The data below should be restated word for word, with every picture omitted.
※ ※ ※
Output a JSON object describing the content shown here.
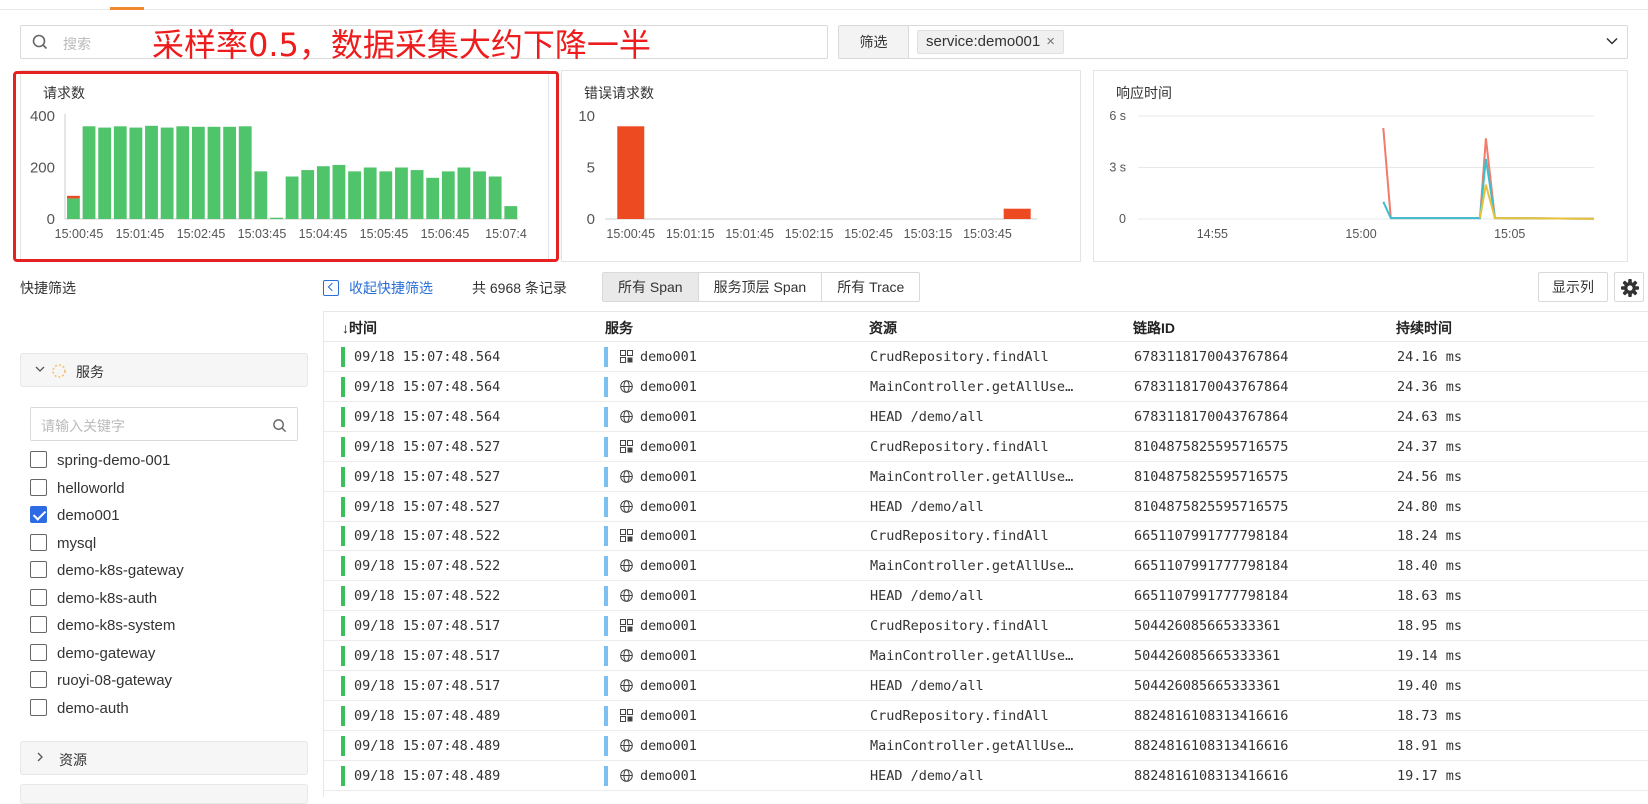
{
  "search": {
    "placeholder": "搜索"
  },
  "annotation": "采样率0.5，数据采集大约下降一半",
  "filter": {
    "label": "筛选",
    "tag": "service:demo001",
    "tag_close": "×"
  },
  "panels": {
    "requests": {
      "title": "请求数"
    },
    "errors": {
      "title": "错误请求数"
    },
    "latency": {
      "title": "响应时间"
    }
  },
  "chart_data": [
    {
      "type": "bar",
      "title": "请求数",
      "yticks": [
        "400",
        "200",
        "0"
      ],
      "ylim": [
        0,
        400
      ],
      "xticks": [
        "15:00:45",
        "15:01:45",
        "15:02:45",
        "15:03:45",
        "15:04:45",
        "15:05:45",
        "15:06:45",
        "15:07:4"
      ],
      "series": [
        {
          "color": "#4fc46a",
          "values": [
            80,
            360,
            355,
            360,
            355,
            362,
            355,
            360,
            358,
            358,
            358,
            360,
            185,
            5,
            165,
            190,
            205,
            210,
            185,
            200,
            185,
            200,
            190,
            160,
            185,
            200,
            185,
            165,
            50
          ]
        },
        {
          "color": "#ee4a22",
          "values": [
            10,
            0,
            0,
            0,
            0,
            0,
            0,
            0,
            0,
            0,
            0,
            0,
            0,
            0,
            0,
            0,
            0,
            0,
            0,
            0,
            0,
            0,
            0,
            0,
            0,
            0,
            0,
            0,
            0
          ]
        }
      ],
      "grid": false
    },
    {
      "type": "bar",
      "title": "错误请求数",
      "yticks": [
        "10",
        "5",
        "0"
      ],
      "ylim": [
        0,
        10
      ],
      "xticks": [
        "15:00:45",
        "15:01:15",
        "15:01:45",
        "15:02:15",
        "15:02:45",
        "15:03:15",
        "15:03:45"
      ],
      "bars": [
        {
          "x": "15:00:45",
          "value": 9
        },
        {
          "x": "15:04:00",
          "value": 1
        }
      ],
      "color": "#ee4a22",
      "grid": false
    },
    {
      "type": "line",
      "title": "响应时间",
      "yticks": [
        "6 s",
        "3 s",
        "0"
      ],
      "ylim": [
        0,
        6
      ],
      "xticks": [
        "14:55",
        "15:00",
        "15:05"
      ],
      "x_range": [
        "14:52:30",
        "15:07:50"
      ],
      "series": [
        {
          "color": "#f07c6a",
          "points": [
            [
              "15:00:45",
              5.3
            ],
            [
              "15:01:00",
              0.05
            ],
            [
              "15:04:00",
              0.05
            ],
            [
              "15:04:12",
              4.7
            ],
            [
              "15:04:30",
              0.05
            ],
            [
              "15:07:50",
              0.02
            ]
          ]
        },
        {
          "color": "#3cbfcf",
          "points": [
            [
              "15:00:45",
              1.0
            ],
            [
              "15:01:00",
              0.05
            ],
            [
              "15:04:00",
              0.05
            ],
            [
              "15:04:12",
              3.5
            ],
            [
              "15:04:30",
              0.05
            ],
            [
              "15:07:50",
              0.02
            ]
          ]
        },
        {
          "color": "#e8c23a",
          "points": [
            [
              "15:04:00",
              0.05
            ],
            [
              "15:04:12",
              2.0
            ],
            [
              "15:04:30",
              0.05
            ],
            [
              "15:07:50",
              0.02
            ]
          ]
        }
      ],
      "grid": true
    }
  ],
  "quick_filter": {
    "title": "快捷筛选",
    "collapse": "收起快捷筛选",
    "record_count": "共 6968 条记录"
  },
  "span_tabs": [
    "所有 Span",
    "服务顶层 Span",
    "所有 Trace"
  ],
  "columns_button": "显示列",
  "facets": {
    "service": {
      "label": "服务",
      "keyword_placeholder": "请输入关键字"
    },
    "resource": {
      "label": "资源"
    }
  },
  "service_options": [
    {
      "name": "spring-demo-001",
      "checked": false
    },
    {
      "name": "helloworld",
      "checked": false
    },
    {
      "name": "demo001",
      "checked": true
    },
    {
      "name": "mysql",
      "checked": false
    },
    {
      "name": "demo-k8s-gateway",
      "checked": false
    },
    {
      "name": "demo-k8s-auth",
      "checked": false
    },
    {
      "name": "demo-k8s-system",
      "checked": false
    },
    {
      "name": "demo-gateway",
      "checked": false
    },
    {
      "name": "ruoyi-08-gateway",
      "checked": false
    },
    {
      "name": "demo-auth",
      "checked": false
    }
  ],
  "table": {
    "headers": {
      "time": "↓时间",
      "service": "服务",
      "resource": "资源",
      "trace_id": "链路ID",
      "duration": "持续时间"
    },
    "rows": [
      {
        "time": "09/18 15:07:48.564",
        "service": "demo001",
        "icon": "db-icon",
        "resource": "CrudRepository.findAll",
        "trace_id": "6783118170043767864",
        "duration": "24.16 ms"
      },
      {
        "time": "09/18 15:07:48.564",
        "service": "demo001",
        "icon": "globe-icon",
        "resource": "MainController.getAllUse…",
        "trace_id": "6783118170043767864",
        "duration": "24.36 ms"
      },
      {
        "time": "09/18 15:07:48.564",
        "service": "demo001",
        "icon": "globe-icon",
        "resource": "HEAD /demo/all",
        "trace_id": "6783118170043767864",
        "duration": "24.63 ms"
      },
      {
        "time": "09/18 15:07:48.527",
        "service": "demo001",
        "icon": "db-icon",
        "resource": "CrudRepository.findAll",
        "trace_id": "8104875825595716575",
        "duration": "24.37 ms"
      },
      {
        "time": "09/18 15:07:48.527",
        "service": "demo001",
        "icon": "globe-icon",
        "resource": "MainController.getAllUse…",
        "trace_id": "8104875825595716575",
        "duration": "24.56 ms"
      },
      {
        "time": "09/18 15:07:48.527",
        "service": "demo001",
        "icon": "globe-icon",
        "resource": "HEAD /demo/all",
        "trace_id": "8104875825595716575",
        "duration": "24.80 ms"
      },
      {
        "time": "09/18 15:07:48.522",
        "service": "demo001",
        "icon": "db-icon",
        "resource": "CrudRepository.findAll",
        "trace_id": "6651107991777798184",
        "duration": "18.24 ms"
      },
      {
        "time": "09/18 15:07:48.522",
        "service": "demo001",
        "icon": "globe-icon",
        "resource": "MainController.getAllUse…",
        "trace_id": "6651107991777798184",
        "duration": "18.40 ms"
      },
      {
        "time": "09/18 15:07:48.522",
        "service": "demo001",
        "icon": "globe-icon",
        "resource": "HEAD /demo/all",
        "trace_id": "6651107991777798184",
        "duration": "18.63 ms"
      },
      {
        "time": "09/18 15:07:48.517",
        "service": "demo001",
        "icon": "db-icon",
        "resource": "CrudRepository.findAll",
        "trace_id": "504426085665333361",
        "duration": "18.95 ms"
      },
      {
        "time": "09/18 15:07:48.517",
        "service": "demo001",
        "icon": "globe-icon",
        "resource": "MainController.getAllUse…",
        "trace_id": "504426085665333361",
        "duration": "19.14 ms"
      },
      {
        "time": "09/18 15:07:48.517",
        "service": "demo001",
        "icon": "globe-icon",
        "resource": "HEAD /demo/all",
        "trace_id": "504426085665333361",
        "duration": "19.40 ms"
      },
      {
        "time": "09/18 15:07:48.489",
        "service": "demo001",
        "icon": "db-icon",
        "resource": "CrudRepository.findAll",
        "trace_id": "8824816108313416616",
        "duration": "18.73 ms"
      },
      {
        "time": "09/18 15:07:48.489",
        "service": "demo001",
        "icon": "globe-icon",
        "resource": "MainController.getAllUse…",
        "trace_id": "8824816108313416616",
        "duration": "18.91 ms"
      },
      {
        "time": "09/18 15:07:48.489",
        "service": "demo001",
        "icon": "globe-icon",
        "resource": "HEAD /demo/all",
        "trace_id": "8824816108313416616",
        "duration": "19.17 ms"
      }
    ]
  }
}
※ ※ ※
## Task response
Output a JSON object describing the content shown here.
{
  "search": {
    "placeholder": "搜索"
  },
  "annotation": "采样率0.5，数据采集大约下降一半",
  "filter": {
    "label": "筛选",
    "tag": "service:demo001",
    "tag_close": "×"
  },
  "panels": {
    "requests": {
      "title": "请求数"
    },
    "errors": {
      "title": "错误请求数"
    },
    "latency": {
      "title": "响应时间"
    }
  },
  "chart_data": [
    {
      "type": "bar",
      "title": "请求数",
      "yticks": [
        "400",
        "200",
        "0"
      ],
      "ylim": [
        0,
        400
      ],
      "xticks": [
        "15:00:45",
        "15:01:45",
        "15:02:45",
        "15:03:45",
        "15:04:45",
        "15:05:45",
        "15:06:45",
        "15:07:4"
      ],
      "series": [
        {
          "color": "#4fc46a",
          "values": [
            80,
            360,
            355,
            360,
            355,
            362,
            355,
            360,
            358,
            358,
            358,
            360,
            185,
            5,
            165,
            190,
            205,
            210,
            185,
            200,
            185,
            200,
            190,
            160,
            185,
            200,
            185,
            165,
            50
          ]
        },
        {
          "color": "#ee4a22",
          "values": [
            10,
            0,
            0,
            0,
            0,
            0,
            0,
            0,
            0,
            0,
            0,
            0,
            0,
            0,
            0,
            0,
            0,
            0,
            0,
            0,
            0,
            0,
            0,
            0,
            0,
            0,
            0,
            0,
            0
          ]
        }
      ],
      "grid": false
    },
    {
      "type": "bar",
      "title": "错误请求数",
      "yticks": [
        "10",
        "5",
        "0"
      ],
      "ylim": [
        0,
        10
      ],
      "xticks": [
        "15:00:45",
        "15:01:15",
        "15:01:45",
        "15:02:15",
        "15:02:45",
        "15:03:15",
        "15:03:45"
      ],
      "bars": [
        {
          "x": "15:00:45",
          "value": 9
        },
        {
          "x": "15:04:00",
          "value": 1
        }
      ],
      "color": "#ee4a22",
      "grid": false
    },
    {
      "type": "line",
      "title": "响应时间",
      "yticks": [
        "6 s",
        "3 s",
        "0"
      ],
      "ylim": [
        0,
        6
      ],
      "xticks": [
        "14:55",
        "15:00",
        "15:05"
      ],
      "x_range": [
        "14:52:30",
        "15:07:50"
      ],
      "series": [
        {
          "color": "#f07c6a",
          "points": [
            [
              "15:00:45",
              5.3
            ],
            [
              "15:01:00",
              0.05
            ],
            [
              "15:04:00",
              0.05
            ],
            [
              "15:04:12",
              4.7
            ],
            [
              "15:04:30",
              0.05
            ],
            [
              "15:07:50",
              0.02
            ]
          ]
        },
        {
          "color": "#3cbfcf",
          "points": [
            [
              "15:00:45",
              1.0
            ],
            [
              "15:01:00",
              0.05
            ],
            [
              "15:04:00",
              0.05
            ],
            [
              "15:04:12",
              3.5
            ],
            [
              "15:04:30",
              0.05
            ],
            [
              "15:07:50",
              0.02
            ]
          ]
        },
        {
          "color": "#e8c23a",
          "points": [
            [
              "15:04:00",
              0.05
            ],
            [
              "15:04:12",
              2.0
            ],
            [
              "15:04:30",
              0.05
            ],
            [
              "15:07:50",
              0.02
            ]
          ]
        }
      ],
      "grid": true
    }
  ],
  "quick_filter": {
    "title": "快捷筛选",
    "collapse": "收起快捷筛选",
    "record_count": "共 6968 条记录"
  },
  "span_tabs": [
    "所有 Span",
    "服务顶层 Span",
    "所有 Trace"
  ],
  "columns_button": "显示列",
  "facets": {
    "service": {
      "label": "服务",
      "keyword_placeholder": "请输入关键字"
    },
    "resource": {
      "label": "资源"
    }
  },
  "service_options": [
    {
      "name": "spring-demo-001",
      "checked": false
    },
    {
      "name": "helloworld",
      "checked": false
    },
    {
      "name": "demo001",
      "checked": true
    },
    {
      "name": "mysql",
      "checked": false
    },
    {
      "name": "demo-k8s-gateway",
      "checked": false
    },
    {
      "name": "demo-k8s-auth",
      "checked": false
    },
    {
      "name": "demo-k8s-system",
      "checked": false
    },
    {
      "name": "demo-gateway",
      "checked": false
    },
    {
      "name": "ruoyi-08-gateway",
      "checked": false
    },
    {
      "name": "demo-auth",
      "checked": false
    }
  ],
  "table": {
    "headers": {
      "time": "↓时间",
      "service": "服务",
      "resource": "资源",
      "trace_id": "链路ID",
      "duration": "持续时间"
    },
    "rows": [
      {
        "time": "09/18 15:07:48.564",
        "service": "demo001",
        "icon": "db-icon",
        "resource": "CrudRepository.findAll",
        "trace_id": "6783118170043767864",
        "duration": "24.16 ms"
      },
      {
        "time": "09/18 15:07:48.564",
        "service": "demo001",
        "icon": "globe-icon",
        "resource": "MainController.getAllUse…",
        "trace_id": "6783118170043767864",
        "duration": "24.36 ms"
      },
      {
        "time": "09/18 15:07:48.564",
        "service": "demo001",
        "icon": "globe-icon",
        "resource": "HEAD /demo/all",
        "trace_id": "6783118170043767864",
        "duration": "24.63 ms"
      },
      {
        "time": "09/18 15:07:48.527",
        "service": "demo001",
        "icon": "db-icon",
        "resource": "CrudRepository.findAll",
        "trace_id": "8104875825595716575",
        "duration": "24.37 ms"
      },
      {
        "time": "09/18 15:07:48.527",
        "service": "demo001",
        "icon": "globe-icon",
        "resource": "MainController.getAllUse…",
        "trace_id": "8104875825595716575",
        "duration": "24.56 ms"
      },
      {
        "time": "09/18 15:07:48.527",
        "service": "demo001",
        "icon": "globe-icon",
        "resource": "HEAD /demo/all",
        "trace_id": "8104875825595716575",
        "duration": "24.80 ms"
      },
      {
        "time": "09/18 15:07:48.522",
        "service": "demo001",
        "icon": "db-icon",
        "resource": "CrudRepository.findAll",
        "trace_id": "6651107991777798184",
        "duration": "18.24 ms"
      },
      {
        "time": "09/18 15:07:48.522",
        "service": "demo001",
        "icon": "globe-icon",
        "resource": "MainController.getAllUse…",
        "trace_id": "6651107991777798184",
        "duration": "18.40 ms"
      },
      {
        "time": "09/18 15:07:48.522",
        "service": "demo001",
        "icon": "globe-icon",
        "resource": "HEAD /demo/all",
        "trace_id": "6651107991777798184",
        "duration": "18.63 ms"
      },
      {
        "time": "09/18 15:07:48.517",
        "service": "demo001",
        "icon": "db-icon",
        "resource": "CrudRepository.findAll",
        "trace_id": "504426085665333361",
        "duration": "18.95 ms"
      },
      {
        "time": "09/18 15:07:48.517",
        "service": "demo001",
        "icon": "globe-icon",
        "resource": "MainController.getAllUse…",
        "trace_id": "504426085665333361",
        "duration": "19.14 ms"
      },
      {
        "time": "09/18 15:07:48.517",
        "service": "demo001",
        "icon": "globe-icon",
        "resource": "HEAD /demo/all",
        "trace_id": "504426085665333361",
        "duration": "19.40 ms"
      },
      {
        "time": "09/18 15:07:48.489",
        "service": "demo001",
        "icon": "db-icon",
        "resource": "CrudRepository.findAll",
        "trace_id": "8824816108313416616",
        "duration": "18.73 ms"
      },
      {
        "time": "09/18 15:07:48.489",
        "service": "demo001",
        "icon": "globe-icon",
        "resource": "MainController.getAllUse…",
        "trace_id": "8824816108313416616",
        "duration": "18.91 ms"
      },
      {
        "time": "09/18 15:07:48.489",
        "service": "demo001",
        "icon": "globe-icon",
        "resource": "HEAD /demo/all",
        "trace_id": "8824816108313416616",
        "duration": "19.17 ms"
      }
    ]
  }
}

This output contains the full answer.